(Collected data)
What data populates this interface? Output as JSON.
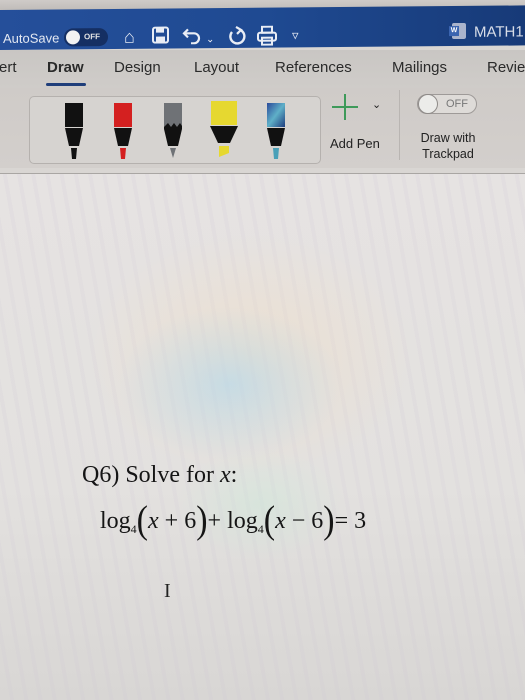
{
  "titlebar": {
    "autosave_label": "AutoSave",
    "autosave_state": "OFF",
    "quick_access": [
      "home-icon",
      "save-icon",
      "undo-icon",
      "undo-dropdown-icon",
      "redo-icon",
      "print-icon",
      "customize-toolbar-icon"
    ],
    "doc_title": "MATH1",
    "colors": {
      "bar": "#1f4a92"
    }
  },
  "tabs": {
    "items": [
      {
        "label": "ert",
        "active": false
      },
      {
        "label": "Draw",
        "active": true
      },
      {
        "label": "Design",
        "active": false
      },
      {
        "label": "Layout",
        "active": false
      },
      {
        "label": "References",
        "active": false
      },
      {
        "label": "Mailings",
        "active": false
      },
      {
        "label": "Revie",
        "active": false
      }
    ]
  },
  "ribbon": {
    "pens": [
      {
        "name": "black-pen",
        "color": "#111111"
      },
      {
        "name": "red-pen",
        "color": "#d42020"
      },
      {
        "name": "gray-pencil",
        "color": "#6f7276"
      },
      {
        "name": "yellow-highlighter",
        "color": "#e6d830"
      },
      {
        "name": "galaxy-pen",
        "color": "#3f78a8"
      }
    ],
    "add_pen_label": "Add Pen",
    "trackpad_toggle_state": "OFF",
    "trackpad_label_line1": "Draw with",
    "trackpad_label_line2": "Trackpad"
  },
  "document": {
    "question_prefix": "Q6)  Solve for ",
    "question_var": "x",
    "question_suffix": ":",
    "equation": {
      "log1": "log",
      "base1": "4",
      "arg1_var": "x",
      "arg1_rest": " + 6",
      "plus": "+ ",
      "log2": "log",
      "base2": "4",
      "arg2_var": "x",
      "arg2_rest": " − 6",
      "rhs": "= 3"
    },
    "cursor": "I"
  }
}
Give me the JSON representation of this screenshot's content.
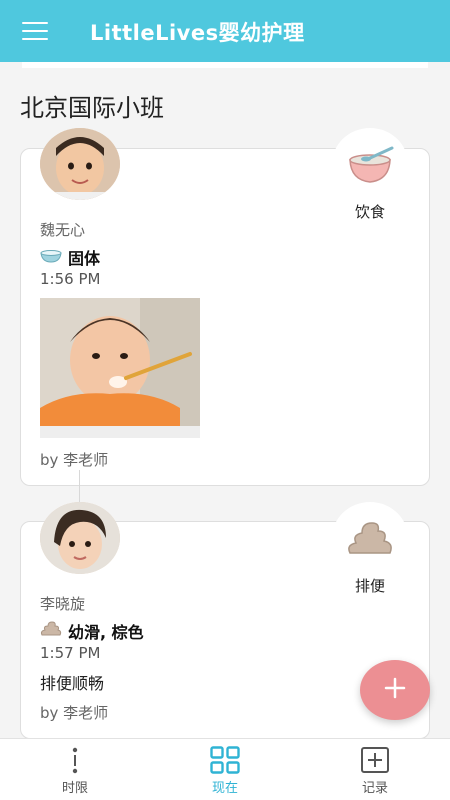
{
  "app": {
    "title": "LittleLives婴幼护理"
  },
  "class_name": "北京国际小班",
  "entries": [
    {
      "type_label": "饮食",
      "child_name": "魏无心",
      "detail": "固体",
      "time": "1:56 PM",
      "note": "",
      "author": "by 李老师",
      "type_icon": "food-bowl-icon",
      "detail_icon": "bowl-icon"
    },
    {
      "type_label": "排便",
      "child_name": "李晓旋",
      "detail": "幼滑, 棕色",
      "time": "1:57 PM",
      "note": "排便顺畅",
      "author": "by 李老师",
      "type_icon": "poop-icon",
      "detail_icon": "poop-icon"
    }
  ],
  "fab": {
    "label": "+"
  },
  "bottom_nav": [
    {
      "label": "时限",
      "icon": "timeline-icon",
      "active": false
    },
    {
      "label": "现在",
      "icon": "grid-icon",
      "active": true
    },
    {
      "label": "记录",
      "icon": "record-icon",
      "active": false
    }
  ],
  "colors": {
    "appbar": "#4fc8de",
    "fab": "#ec8f93",
    "active_nav": "#2fb3d4"
  }
}
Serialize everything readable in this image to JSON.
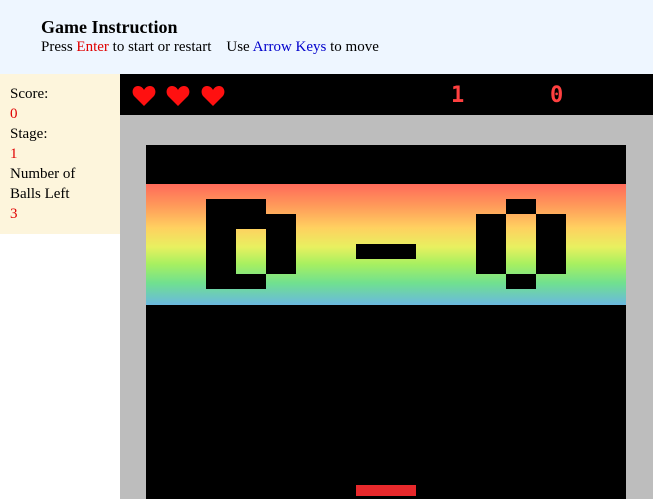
{
  "instructions": {
    "title": "Game Instruction",
    "press": "Press ",
    "enter": "Enter",
    "restart": " to start or restart    Use ",
    "arrows": "Arrow Keys",
    "move": " to move"
  },
  "sidebar": {
    "score_label": "Score:",
    "score_value": "0",
    "stage_label": "Stage:",
    "stage_value": "1",
    "balls_label_1": "Number of",
    "balls_label_2": "Balls Left",
    "balls_value": "3"
  },
  "hud": {
    "lives": 3,
    "stage_digit": "1",
    "score_digit": "0",
    "heart_color": "#ff1010"
  },
  "board": {
    "left_score": "6",
    "separator": "-",
    "right_score": "0"
  },
  "colors": {
    "paddle": "#e8292c",
    "wall": "#bdbdbd",
    "hud_text": "#ff4040"
  }
}
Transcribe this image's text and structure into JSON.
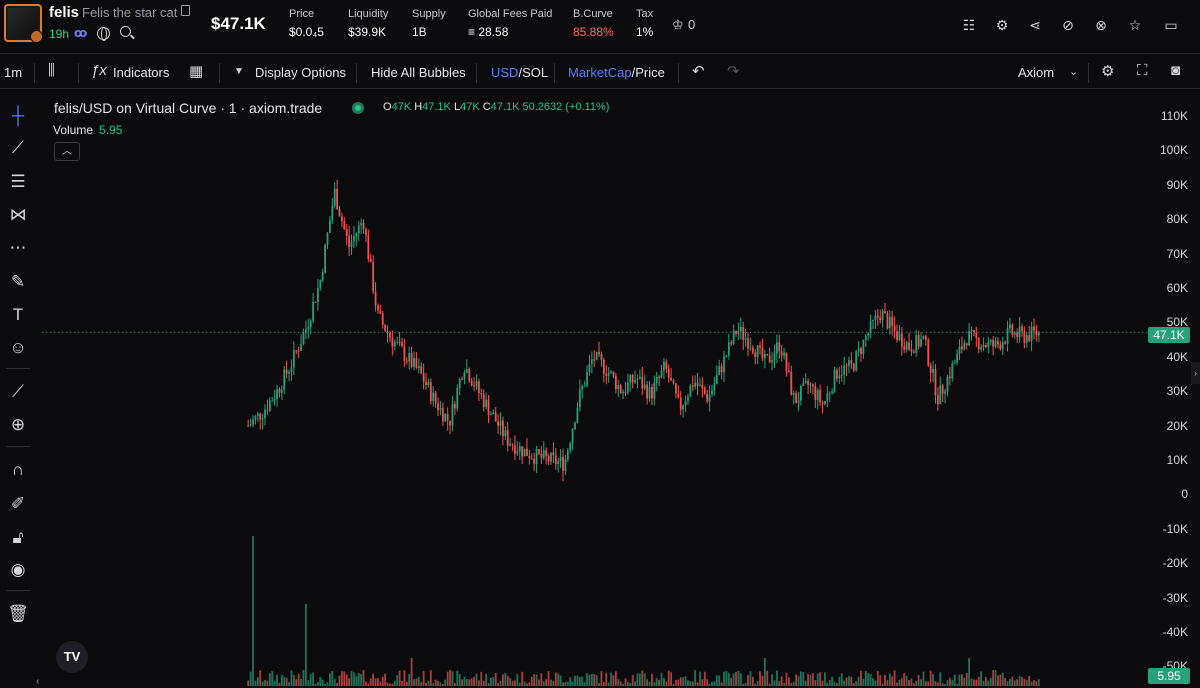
{
  "token": {
    "ticker": "felis",
    "name": "Felis the star cat",
    "age": "19h",
    "market_cap": "$47.1K"
  },
  "stats": [
    {
      "label": "Price",
      "value": "$0.0₄5"
    },
    {
      "label": "Liquidity",
      "value": "$39.9K"
    },
    {
      "label": "Supply",
      "value": "1B"
    },
    {
      "label": "Global Fees Paid",
      "value": "≡ 28.58"
    },
    {
      "label": "B.Curve",
      "value": "85.88%"
    },
    {
      "label": "Tax",
      "value": "1%"
    }
  ],
  "crown_count": "0",
  "colors": {
    "up": "#26a17b",
    "down": "#ef5350",
    "accent": "#5b7cff",
    "bcurve": "#ff6b6b",
    "age": "#2ad58c"
  },
  "toolbar": {
    "interval": "1m",
    "indicators": "Indicators",
    "display_options": "Display Options",
    "hide_bubbles": "Hide All Bubbles",
    "currency_usd": "USD",
    "currency_sol": "/SOL",
    "metric_mcap": "MarketCap",
    "metric_price": "/Price",
    "source": "Axiom"
  },
  "chart": {
    "title": "felis/USD on Virtual Curve · 1 · axiom.trade",
    "ohlc": {
      "o": "47K",
      "h": "47.1K",
      "l": "47K",
      "c": "47.1K",
      "change": "50.2632 (+0.11%)"
    },
    "volume_label": "Volume",
    "volume_value": "5.95",
    "last_price_tag": "47.1K",
    "volume_tag": "5.95"
  },
  "chart_data": {
    "type": "candlestick",
    "y_ticks": [
      "110K",
      "100K",
      "90K",
      "80K",
      "70K",
      "60K",
      "50K",
      "40K",
      "30K",
      "20K",
      "10K",
      "0",
      "-10K",
      "-20K",
      "-30K",
      "-40K",
      "-50K"
    ],
    "ylim": [
      -50000,
      110000
    ],
    "last_price": 47100,
    "close_path_k": [
      20,
      24,
      30,
      38,
      48,
      62,
      88,
      72,
      80,
      52,
      45,
      40,
      35,
      27,
      21,
      38,
      30,
      23,
      16,
      13,
      11,
      10,
      9,
      28,
      40,
      36,
      30,
      34,
      29,
      37,
      25,
      33,
      28,
      38,
      48,
      44,
      38,
      44,
      27,
      32,
      26,
      36,
      37,
      46,
      53,
      47,
      43,
      45,
      28,
      37,
      46,
      44,
      43,
      47,
      46,
      47
    ]
  },
  "icons": {
    "header_right": [
      "list-icon",
      "settings-icon",
      "share-icon",
      "hide-icon",
      "eye-off-icon",
      "star-icon",
      "window-icon"
    ],
    "left_tools": [
      "crosshair-icon",
      "trendline-icon",
      "horizontal-lines-icon",
      "pattern-icon",
      "fib-icon",
      "brush-icon",
      "text-icon",
      "emoji-icon",
      "ruler-icon",
      "zoom-in-icon",
      "magnet-icon",
      "lock-pencil-icon",
      "lock-icon",
      "eye-icon",
      "trash-icon"
    ]
  }
}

● **Work instructions**:
Repeat the material above verbatim, with no pictures in the output.

● **Correct answer**:
What data populates this interface? Output as JSON.
{
  "titlebar": {
    "autosave_label": "AutoSave",
    "autosave_state": "OFF",
    "quick_access": [
      "home-icon",
      "save-icon",
      "undo-icon",
      "undo-dropdown-icon",
      "redo-icon",
      "print-icon",
      "customize-toolbar-icon"
    ],
    "doc_title": "MATH1",
    "colors": {
      "bar": "#1f4a92"
    }
  },
  "tabs": {
    "items": [
      {
        "label": "ert",
        "active": false
      },
      {
        "label": "Draw",
        "active": true
      },
      {
        "label": "Design",
        "active": false
      },
      {
        "label": "Layout",
        "active": false
      },
      {
        "label": "References",
        "active": false
      },
      {
        "label": "Mailings",
        "active": false
      },
      {
        "label": "Revie",
        "active": false
      }
    ]
  },
  "ribbon": {
    "pens": [
      {
        "name": "black-pen",
        "color": "#111111"
      },
      {
        "name": "red-pen",
        "color": "#d42020"
      },
      {
        "name": "gray-pencil",
        "color": "#6f7276"
      },
      {
        "name": "yellow-highlighter",
        "color": "#e6d830"
      },
      {
        "name": "galaxy-pen",
        "color": "#3f78a8"
      }
    ],
    "add_pen_label": "Add Pen",
    "trackpad_toggle_state": "OFF",
    "trackpad_label_line1": "Draw with",
    "trackpad_label_line2": "Trackpad"
  },
  "document": {
    "question_prefix": "Q6)  Solve for ",
    "question_var": "x",
    "question_suffix": ":",
    "equation": {
      "log1": "log",
      "base1": "4",
      "arg1_var": "x",
      "arg1_rest": " + 6",
      "plus": "+ ",
      "log2": "log",
      "base2": "4",
      "arg2_var": "x",
      "arg2_rest": " − 6",
      "rhs": "= 3"
    },
    "cursor": "I"
  }
}
Give me the JSON representation of this screenshot's content.
{
  "app": {
    "title": "LittleLives婴幼护理"
  },
  "class_name": "北京国际小班",
  "entries": [
    {
      "type_label": "饮食",
      "child_name": "魏无心",
      "detail": "固体",
      "time": "1:56 PM",
      "note": "",
      "author": "by 李老师",
      "type_icon": "food-bowl-icon",
      "detail_icon": "bowl-icon"
    },
    {
      "type_label": "排便",
      "child_name": "李晓旋",
      "detail": "幼滑, 棕色",
      "time": "1:57 PM",
      "note": "排便顺畅",
      "author": "by 李老师",
      "type_icon": "poop-icon",
      "detail_icon": "poop-icon"
    }
  ],
  "fab": {
    "label": "+"
  },
  "bottom_nav": [
    {
      "label": "时限",
      "icon": "timeline-icon",
      "active": false
    },
    {
      "label": "现在",
      "icon": "grid-icon",
      "active": true
    },
    {
      "label": "记录",
      "icon": "record-icon",
      "active": false
    }
  ],
  "colors": {
    "appbar": "#4fc8de",
    "fab": "#ec8f93",
    "active_nav": "#2fb3d4"
  }
}
Serialize everything readable in this image to JSON.
{
  "instructions": {
    "title": "Game Instruction",
    "press": "Press ",
    "enter": "Enter",
    "restart": " to start or restart    Use ",
    "arrows": "Arrow Keys",
    "move": " to move"
  },
  "sidebar": {
    "score_label": "Score:",
    "score_value": "0",
    "stage_label": "Stage:",
    "stage_value": "1",
    "balls_label_1": "Number of",
    "balls_label_2": "Balls Left",
    "balls_value": "3"
  },
  "hud": {
    "lives": 3,
    "stage_digit": "1",
    "score_digit": "0",
    "heart_color": "#ff1010"
  },
  "board": {
    "left_score": "6",
    "separator": "-",
    "right_score": "0"
  },
  "colors": {
    "paddle": "#e8292c",
    "wall": "#bdbdbd",
    "hud_text": "#ff4040"
  }
}
Transcribe this image's text and structure into JSON.
{
  "token": {
    "ticker": "felis",
    "name": "Felis the star cat",
    "age": "19h",
    "market_cap": "$47.1K"
  },
  "stats": [
    {
      "label": "Price",
      "value": "$0.0₄5"
    },
    {
      "label": "Liquidity",
      "value": "$39.9K"
    },
    {
      "label": "Supply",
      "value": "1B"
    },
    {
      "label": "Global Fees Paid",
      "value": "≡ 28.58"
    },
    {
      "label": "B.Curve",
      "value": "85.88%"
    },
    {
      "label": "Tax",
      "value": "1%"
    }
  ],
  "crown_count": "0",
  "colors": {
    "up": "#26a17b",
    "down": "#ef5350",
    "accent": "#5b7cff",
    "bcurve": "#ff6b6b",
    "age": "#2ad58c"
  },
  "toolbar": {
    "interval": "1m",
    "indicators": "Indicators",
    "display_options": "Display Options",
    "hide_bubbles": "Hide All Bubbles",
    "currency_usd": "USD",
    "currency_sol": "/SOL",
    "metric_mcap": "MarketCap",
    "metric_price": "/Price",
    "source": "Axiom"
  },
  "chart": {
    "title": "felis/USD on Virtual Curve · 1 · axiom.trade",
    "ohlc": {
      "o": "47K",
      "h": "47.1K",
      "l": "47K",
      "c": "47.1K",
      "change": "50.2632 (+0.11%)"
    },
    "volume_label": "Volume",
    "volume_value": "5.95",
    "last_price_tag": "47.1K",
    "volume_tag": "5.95"
  },
  "chart_data": {
    "type": "candlestick",
    "y_ticks": [
      "110K",
      "100K",
      "90K",
      "80K",
      "70K",
      "60K",
      "50K",
      "40K",
      "30K",
      "20K",
      "10K",
      "0",
      "-10K",
      "-20K",
      "-30K",
      "-40K",
      "-50K"
    ],
    "ylim": [
      -50000,
      110000
    ],
    "last_price": 47100,
    "close_path_k": [
      20,
      24,
      30,
      38,
      48,
      62,
      88,
      72,
      80,
      52,
      45,
      40,
      35,
      27,
      21,
      38,
      30,
      23,
      16,
      13,
      11,
      10,
      9,
      28,
      40,
      36,
      30,
      34,
      29,
      37,
      25,
      33,
      28,
      38,
      48,
      44,
      38,
      44,
      27,
      32,
      26,
      36,
      37,
      46,
      53,
      47,
      43,
      45,
      28,
      37,
      46,
      44,
      43,
      47,
      46,
      47
    ]
  },
  "icons": {
    "header_right": [
      "list-icon",
      "settings-icon",
      "share-icon",
      "hide-icon",
      "eye-off-icon",
      "star-icon",
      "window-icon"
    ],
    "left_tools": [
      "crosshair-icon",
      "trendline-icon",
      "horizontal-lines-icon",
      "pattern-icon",
      "fib-icon",
      "brush-icon",
      "text-icon",
      "emoji-icon",
      "ruler-icon",
      "zoom-in-icon",
      "magnet-icon",
      "lock-pencil-icon",
      "lock-icon",
      "eye-icon",
      "trash-icon"
    ]
  }
}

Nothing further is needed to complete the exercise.